● What to do:
[A] Rewrite the paragraph beginning "Beginning with a cliché" from the passage on teaching grammar in a shorter form that keeps its main facts.
[B] List each stage of the PPP lesson plan named in the passage on teaching grammar.

Beginning with a cliché, grammar without a context (which I assume means focusing on form) and grammar within a dialog, a reading, or some kind of authentic or authentic-like discourse (which I assume means focusing on meaning) are two sides of the same coin. In other words, grammar is one of the main tools that communicates meaning, and meaning cannot be communicated — either at all or, at least, efficiently — without grammar. When I teach in a classroom, I usually use some variation on PPP (Presentation, Practice, Production). I won’t talk very much about what I think are obvious factors in a PPP lesson plan — that is, you try to introduce the new material in some context in the presentation portion, you often use exercises that are disconnected from context in the practice portion, and you try to use some kind of dialog, reading, authentic or authentic-like discourse in the production portion. However, I will say that my focus in a large classroom is, unfortunately, on form (disconnected sentences). I say unfortunately because, while I have no evidence to back it up, I think that it’s better to focus on grammar in context. When I teach private classes or small groups, I put the focus on meaning (authentic or authentic-like discourse). I still teach / discuss a lot of grammar (form) when I teach private classes or small groups — probably as much as I do when I teach in a classroom, but that is not where my focus is.

● Raw data:
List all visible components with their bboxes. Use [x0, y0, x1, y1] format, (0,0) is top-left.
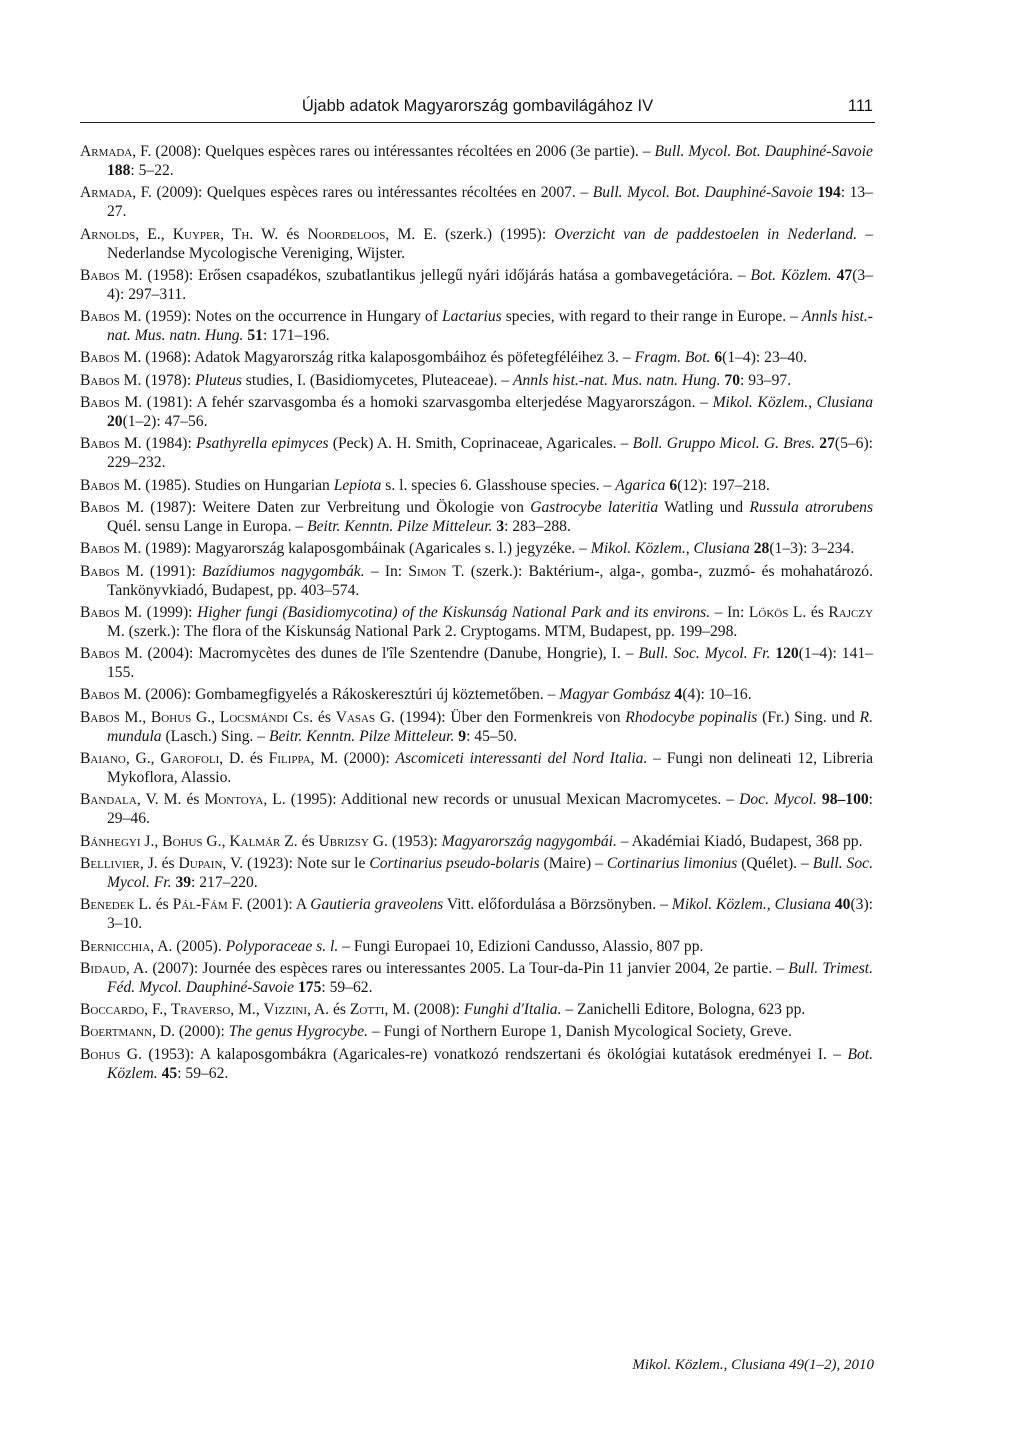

● The results:
[A] Grammar without context (focus on form) and grammar within dialog, reading, or authentic-like discourse (focus on meaning) are two sides of the same coin, because grammar is a main tool for communicating meaning. In the classroom, the writer uses a variation of PPP (Presentation, Practice, Production): new material is introduced in context, practiced through exercises disconnected from context, and then produced through dialog, reading, or authentic-like discourse. In large classrooms, the writer's focus is unfortunately on form, though the writer believes, without evidence, that grammar in context is better. In private classes and small groups, the writer focuses on meaning while still teaching about as much grammar.

[B]
- Presentation
- Practice
- Production